(Items from a data source)
★ ★ ★ ★

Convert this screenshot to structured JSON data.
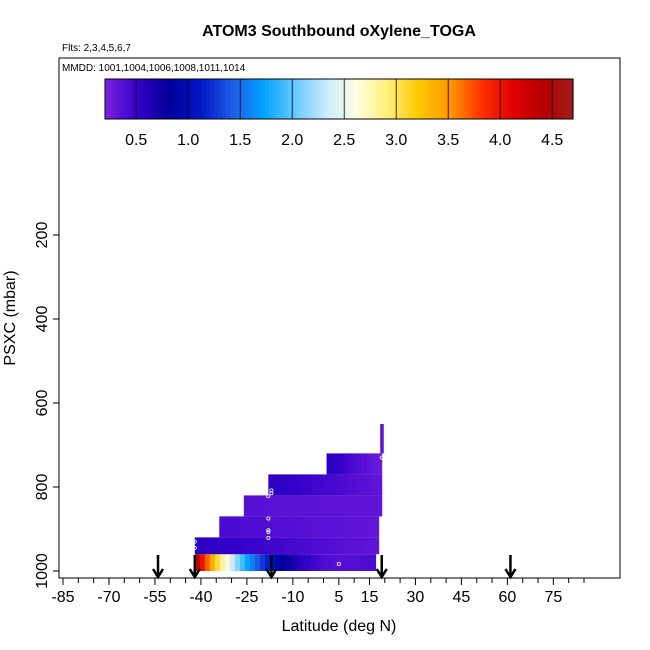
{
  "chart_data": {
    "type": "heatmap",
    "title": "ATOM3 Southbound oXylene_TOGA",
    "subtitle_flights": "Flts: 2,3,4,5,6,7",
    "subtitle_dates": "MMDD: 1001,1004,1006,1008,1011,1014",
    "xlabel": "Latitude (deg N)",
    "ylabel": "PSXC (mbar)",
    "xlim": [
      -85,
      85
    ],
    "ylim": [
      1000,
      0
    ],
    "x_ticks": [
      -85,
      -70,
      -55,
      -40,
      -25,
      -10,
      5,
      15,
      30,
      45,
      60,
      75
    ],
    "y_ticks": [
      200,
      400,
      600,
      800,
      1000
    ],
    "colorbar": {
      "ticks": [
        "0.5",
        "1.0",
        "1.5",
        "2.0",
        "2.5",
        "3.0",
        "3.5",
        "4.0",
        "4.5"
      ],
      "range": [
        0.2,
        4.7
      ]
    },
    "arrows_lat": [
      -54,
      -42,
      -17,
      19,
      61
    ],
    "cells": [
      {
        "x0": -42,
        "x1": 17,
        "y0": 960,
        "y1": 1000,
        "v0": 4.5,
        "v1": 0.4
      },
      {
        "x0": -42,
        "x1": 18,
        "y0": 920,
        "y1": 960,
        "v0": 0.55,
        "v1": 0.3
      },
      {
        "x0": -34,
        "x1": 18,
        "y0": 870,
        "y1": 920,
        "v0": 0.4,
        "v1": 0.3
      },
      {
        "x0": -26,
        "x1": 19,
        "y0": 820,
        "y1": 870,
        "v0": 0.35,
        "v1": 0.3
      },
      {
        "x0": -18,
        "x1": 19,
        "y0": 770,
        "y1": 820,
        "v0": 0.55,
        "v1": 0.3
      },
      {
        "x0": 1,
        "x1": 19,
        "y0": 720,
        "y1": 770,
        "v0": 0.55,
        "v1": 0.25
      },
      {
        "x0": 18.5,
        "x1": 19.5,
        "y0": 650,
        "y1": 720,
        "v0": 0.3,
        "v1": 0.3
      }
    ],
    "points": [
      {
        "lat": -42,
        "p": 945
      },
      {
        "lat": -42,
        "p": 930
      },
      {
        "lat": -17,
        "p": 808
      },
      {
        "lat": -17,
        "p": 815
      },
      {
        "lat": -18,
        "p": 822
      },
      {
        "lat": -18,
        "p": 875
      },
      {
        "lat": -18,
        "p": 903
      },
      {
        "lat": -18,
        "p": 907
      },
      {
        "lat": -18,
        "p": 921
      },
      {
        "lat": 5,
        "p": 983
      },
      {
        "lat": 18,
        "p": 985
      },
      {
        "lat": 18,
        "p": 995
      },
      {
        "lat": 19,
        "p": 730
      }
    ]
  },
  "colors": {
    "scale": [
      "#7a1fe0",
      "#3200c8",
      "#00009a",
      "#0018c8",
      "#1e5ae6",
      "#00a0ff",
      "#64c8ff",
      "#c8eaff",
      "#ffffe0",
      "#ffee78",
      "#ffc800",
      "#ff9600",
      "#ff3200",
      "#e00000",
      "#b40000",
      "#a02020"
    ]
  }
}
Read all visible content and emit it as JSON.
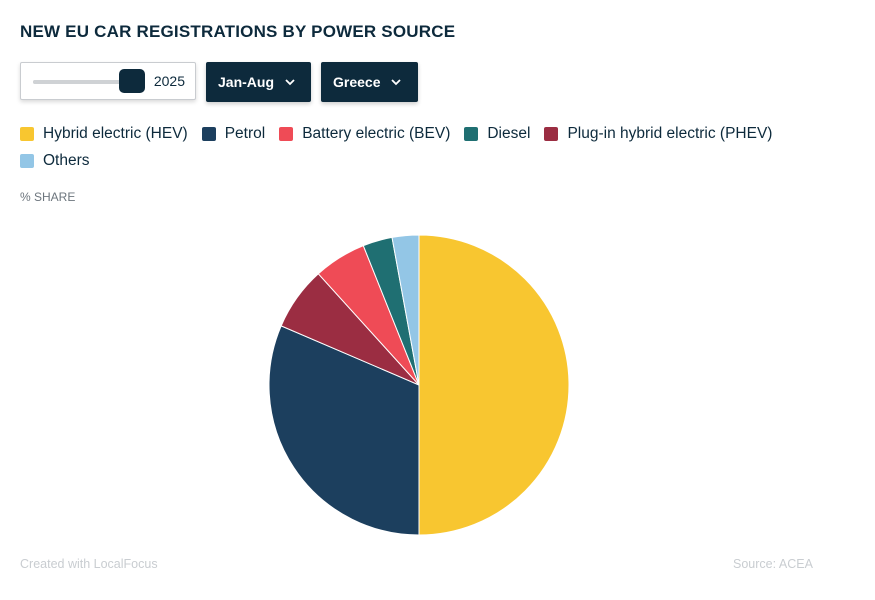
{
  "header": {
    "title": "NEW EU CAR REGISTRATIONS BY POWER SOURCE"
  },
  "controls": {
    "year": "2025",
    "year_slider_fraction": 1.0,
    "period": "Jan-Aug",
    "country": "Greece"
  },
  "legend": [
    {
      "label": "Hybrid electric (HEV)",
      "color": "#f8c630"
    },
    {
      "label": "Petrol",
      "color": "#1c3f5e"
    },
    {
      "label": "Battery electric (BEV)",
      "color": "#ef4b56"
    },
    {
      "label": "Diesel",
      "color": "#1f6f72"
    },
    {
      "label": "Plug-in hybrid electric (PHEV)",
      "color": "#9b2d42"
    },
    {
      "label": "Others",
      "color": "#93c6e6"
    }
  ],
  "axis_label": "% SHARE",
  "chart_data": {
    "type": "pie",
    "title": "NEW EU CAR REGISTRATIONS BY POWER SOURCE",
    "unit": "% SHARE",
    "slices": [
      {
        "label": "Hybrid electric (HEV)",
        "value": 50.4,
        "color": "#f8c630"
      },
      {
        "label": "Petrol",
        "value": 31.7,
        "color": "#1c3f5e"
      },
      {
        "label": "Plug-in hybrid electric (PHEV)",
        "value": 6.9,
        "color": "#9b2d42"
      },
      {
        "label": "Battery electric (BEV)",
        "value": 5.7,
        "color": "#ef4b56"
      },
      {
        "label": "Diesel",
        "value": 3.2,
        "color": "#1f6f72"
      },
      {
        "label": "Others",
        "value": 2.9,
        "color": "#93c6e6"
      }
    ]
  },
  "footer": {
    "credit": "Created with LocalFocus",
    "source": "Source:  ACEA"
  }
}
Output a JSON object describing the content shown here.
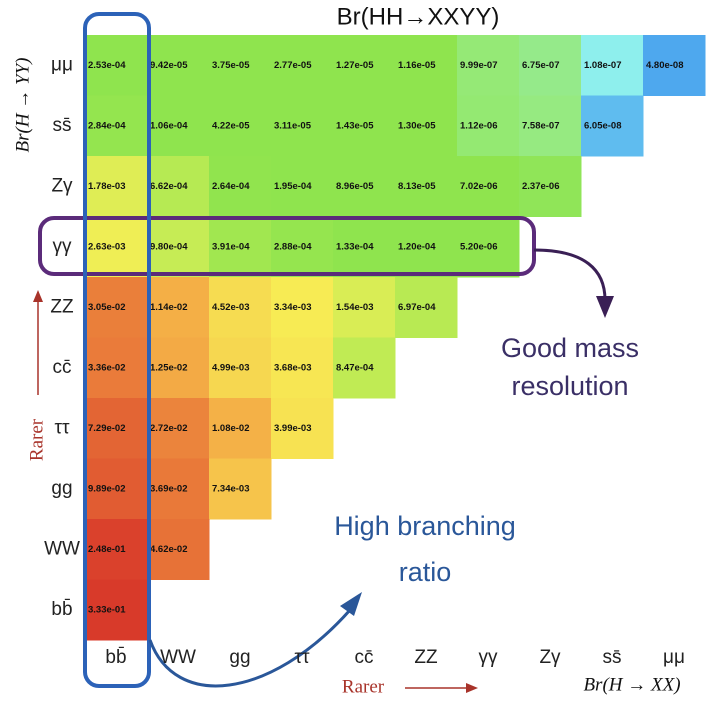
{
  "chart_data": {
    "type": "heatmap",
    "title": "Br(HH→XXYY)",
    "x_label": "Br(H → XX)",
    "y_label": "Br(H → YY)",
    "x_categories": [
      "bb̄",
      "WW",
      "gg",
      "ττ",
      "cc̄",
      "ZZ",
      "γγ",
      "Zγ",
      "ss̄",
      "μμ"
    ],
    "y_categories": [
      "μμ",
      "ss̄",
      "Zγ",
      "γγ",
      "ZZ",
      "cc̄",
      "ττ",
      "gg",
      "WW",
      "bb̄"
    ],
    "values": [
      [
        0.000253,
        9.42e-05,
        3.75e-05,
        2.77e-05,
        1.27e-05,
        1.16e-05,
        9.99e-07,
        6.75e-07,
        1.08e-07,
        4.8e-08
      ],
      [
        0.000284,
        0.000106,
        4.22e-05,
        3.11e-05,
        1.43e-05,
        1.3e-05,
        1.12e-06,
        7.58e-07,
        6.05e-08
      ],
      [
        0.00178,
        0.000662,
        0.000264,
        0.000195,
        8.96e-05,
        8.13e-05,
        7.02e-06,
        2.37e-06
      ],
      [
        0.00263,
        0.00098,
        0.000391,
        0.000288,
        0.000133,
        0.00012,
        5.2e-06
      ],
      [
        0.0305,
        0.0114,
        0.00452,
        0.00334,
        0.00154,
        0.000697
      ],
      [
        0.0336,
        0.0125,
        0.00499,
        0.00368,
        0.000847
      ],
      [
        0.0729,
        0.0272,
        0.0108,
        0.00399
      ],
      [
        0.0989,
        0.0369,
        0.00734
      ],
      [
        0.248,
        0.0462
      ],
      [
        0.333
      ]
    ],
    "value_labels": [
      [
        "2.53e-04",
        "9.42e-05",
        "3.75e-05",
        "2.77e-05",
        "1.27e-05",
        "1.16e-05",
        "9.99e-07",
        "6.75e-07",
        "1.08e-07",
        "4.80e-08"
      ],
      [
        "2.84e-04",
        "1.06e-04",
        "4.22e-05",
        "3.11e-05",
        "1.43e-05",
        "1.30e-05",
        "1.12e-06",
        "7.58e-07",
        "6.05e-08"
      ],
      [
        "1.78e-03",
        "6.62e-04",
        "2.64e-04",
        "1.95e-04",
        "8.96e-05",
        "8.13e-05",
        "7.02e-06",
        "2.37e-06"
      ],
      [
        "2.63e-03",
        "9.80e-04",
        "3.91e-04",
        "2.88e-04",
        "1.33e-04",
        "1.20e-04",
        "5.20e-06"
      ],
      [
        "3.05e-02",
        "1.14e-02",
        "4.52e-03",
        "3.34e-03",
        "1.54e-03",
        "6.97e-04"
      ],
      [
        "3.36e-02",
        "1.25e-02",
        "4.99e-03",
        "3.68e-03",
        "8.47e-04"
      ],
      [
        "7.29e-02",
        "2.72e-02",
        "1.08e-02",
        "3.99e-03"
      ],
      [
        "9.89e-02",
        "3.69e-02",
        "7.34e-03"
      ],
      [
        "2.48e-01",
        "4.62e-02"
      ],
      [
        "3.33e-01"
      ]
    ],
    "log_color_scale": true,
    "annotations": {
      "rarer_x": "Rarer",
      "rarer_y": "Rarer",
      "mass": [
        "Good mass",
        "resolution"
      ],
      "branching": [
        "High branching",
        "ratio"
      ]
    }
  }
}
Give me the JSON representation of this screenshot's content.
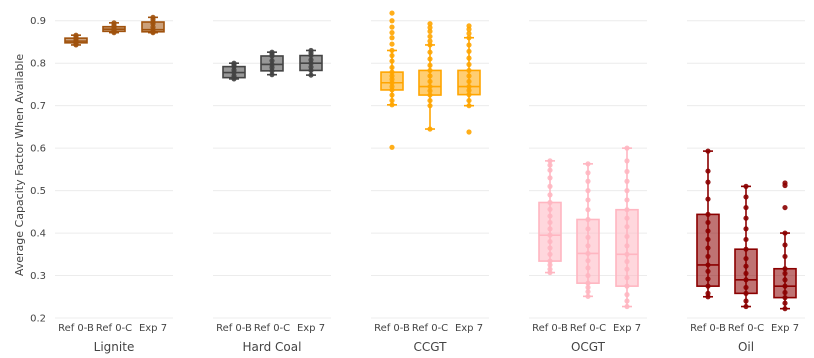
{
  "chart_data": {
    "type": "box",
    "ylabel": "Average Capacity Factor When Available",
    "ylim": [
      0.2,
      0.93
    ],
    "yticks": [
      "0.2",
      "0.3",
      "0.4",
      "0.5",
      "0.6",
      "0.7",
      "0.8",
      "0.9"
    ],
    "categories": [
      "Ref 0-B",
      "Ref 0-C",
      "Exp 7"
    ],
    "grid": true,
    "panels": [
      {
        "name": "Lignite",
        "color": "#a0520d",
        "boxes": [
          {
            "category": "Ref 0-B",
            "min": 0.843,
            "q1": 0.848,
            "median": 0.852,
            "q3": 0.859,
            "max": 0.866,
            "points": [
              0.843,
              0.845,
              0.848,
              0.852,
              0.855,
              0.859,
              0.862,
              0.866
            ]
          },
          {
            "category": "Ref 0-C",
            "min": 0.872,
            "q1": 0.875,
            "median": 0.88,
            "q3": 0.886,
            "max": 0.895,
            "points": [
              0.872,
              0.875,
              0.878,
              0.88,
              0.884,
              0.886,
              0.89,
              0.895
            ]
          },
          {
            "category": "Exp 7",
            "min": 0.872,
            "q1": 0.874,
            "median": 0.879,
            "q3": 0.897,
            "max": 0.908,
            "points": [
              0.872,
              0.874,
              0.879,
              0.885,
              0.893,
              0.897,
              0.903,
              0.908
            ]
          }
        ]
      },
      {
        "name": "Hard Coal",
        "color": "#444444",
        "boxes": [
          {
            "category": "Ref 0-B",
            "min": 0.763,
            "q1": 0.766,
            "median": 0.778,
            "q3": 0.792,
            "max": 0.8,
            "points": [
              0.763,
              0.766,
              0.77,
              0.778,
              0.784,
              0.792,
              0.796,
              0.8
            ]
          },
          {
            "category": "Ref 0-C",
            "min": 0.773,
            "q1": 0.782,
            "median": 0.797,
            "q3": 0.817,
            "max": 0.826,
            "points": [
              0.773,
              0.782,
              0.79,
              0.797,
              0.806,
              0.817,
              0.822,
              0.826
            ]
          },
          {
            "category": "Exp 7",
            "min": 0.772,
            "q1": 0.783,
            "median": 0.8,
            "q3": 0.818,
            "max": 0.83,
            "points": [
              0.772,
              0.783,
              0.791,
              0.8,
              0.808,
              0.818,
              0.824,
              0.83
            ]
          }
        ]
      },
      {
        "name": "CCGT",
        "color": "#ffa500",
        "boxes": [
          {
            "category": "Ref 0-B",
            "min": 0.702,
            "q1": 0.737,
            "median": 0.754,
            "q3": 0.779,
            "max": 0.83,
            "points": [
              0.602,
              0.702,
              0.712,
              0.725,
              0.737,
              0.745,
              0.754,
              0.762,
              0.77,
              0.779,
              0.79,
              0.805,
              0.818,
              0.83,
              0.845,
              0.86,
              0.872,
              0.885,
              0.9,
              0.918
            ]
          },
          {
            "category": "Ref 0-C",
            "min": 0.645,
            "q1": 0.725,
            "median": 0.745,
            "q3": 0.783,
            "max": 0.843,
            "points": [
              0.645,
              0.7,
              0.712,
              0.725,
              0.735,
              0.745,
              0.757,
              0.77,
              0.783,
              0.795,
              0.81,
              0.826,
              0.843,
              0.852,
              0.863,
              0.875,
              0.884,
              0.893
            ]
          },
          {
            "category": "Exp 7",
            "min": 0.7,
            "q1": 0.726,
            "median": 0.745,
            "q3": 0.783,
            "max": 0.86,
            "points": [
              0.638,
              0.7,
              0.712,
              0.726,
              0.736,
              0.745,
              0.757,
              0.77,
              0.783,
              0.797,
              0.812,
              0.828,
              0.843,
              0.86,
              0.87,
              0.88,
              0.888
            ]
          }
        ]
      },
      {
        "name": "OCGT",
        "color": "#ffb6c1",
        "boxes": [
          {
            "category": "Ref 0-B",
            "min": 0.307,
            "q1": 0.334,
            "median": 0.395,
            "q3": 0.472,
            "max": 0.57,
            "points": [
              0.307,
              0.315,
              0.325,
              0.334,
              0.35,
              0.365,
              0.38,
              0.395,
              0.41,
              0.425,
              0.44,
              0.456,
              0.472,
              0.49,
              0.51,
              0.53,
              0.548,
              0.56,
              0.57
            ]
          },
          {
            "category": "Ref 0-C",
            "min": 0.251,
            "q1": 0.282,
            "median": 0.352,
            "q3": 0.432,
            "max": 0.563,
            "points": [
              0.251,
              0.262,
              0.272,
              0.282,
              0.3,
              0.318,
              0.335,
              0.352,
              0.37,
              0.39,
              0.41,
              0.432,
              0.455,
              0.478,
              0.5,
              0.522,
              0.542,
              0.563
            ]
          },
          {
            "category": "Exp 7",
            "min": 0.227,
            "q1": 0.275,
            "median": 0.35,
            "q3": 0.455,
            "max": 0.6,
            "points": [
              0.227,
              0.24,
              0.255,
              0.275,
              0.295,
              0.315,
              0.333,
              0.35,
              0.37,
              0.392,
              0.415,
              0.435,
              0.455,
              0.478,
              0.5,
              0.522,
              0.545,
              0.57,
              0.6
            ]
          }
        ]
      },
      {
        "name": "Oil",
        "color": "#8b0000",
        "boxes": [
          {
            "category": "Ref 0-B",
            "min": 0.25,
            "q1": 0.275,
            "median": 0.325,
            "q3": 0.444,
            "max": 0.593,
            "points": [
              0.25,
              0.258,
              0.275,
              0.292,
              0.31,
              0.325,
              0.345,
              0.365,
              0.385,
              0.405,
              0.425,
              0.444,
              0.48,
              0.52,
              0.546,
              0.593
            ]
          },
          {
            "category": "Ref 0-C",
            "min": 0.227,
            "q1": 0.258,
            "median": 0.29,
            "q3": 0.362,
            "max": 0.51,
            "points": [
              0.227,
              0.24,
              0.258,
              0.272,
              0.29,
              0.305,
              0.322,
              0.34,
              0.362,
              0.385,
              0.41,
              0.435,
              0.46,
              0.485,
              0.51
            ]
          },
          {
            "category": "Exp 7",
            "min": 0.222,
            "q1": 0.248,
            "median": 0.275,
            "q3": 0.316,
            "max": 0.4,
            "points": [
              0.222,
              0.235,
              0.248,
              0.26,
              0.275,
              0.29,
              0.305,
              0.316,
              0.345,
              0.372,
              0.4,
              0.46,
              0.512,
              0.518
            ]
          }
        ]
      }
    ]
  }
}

★ ★ ★ ★

■ **WHAT THE TASK ASKS**
Every line in the data that holds "REGISTRATIONS" should be copied out.

■ **COMPLETED TASK**
    "title": "NEW EU CAR REGISTRATIONS BY POWER SOURCE"
    "title": "NEW EU CAR REGISTRATIONS BY POWER SOURCE",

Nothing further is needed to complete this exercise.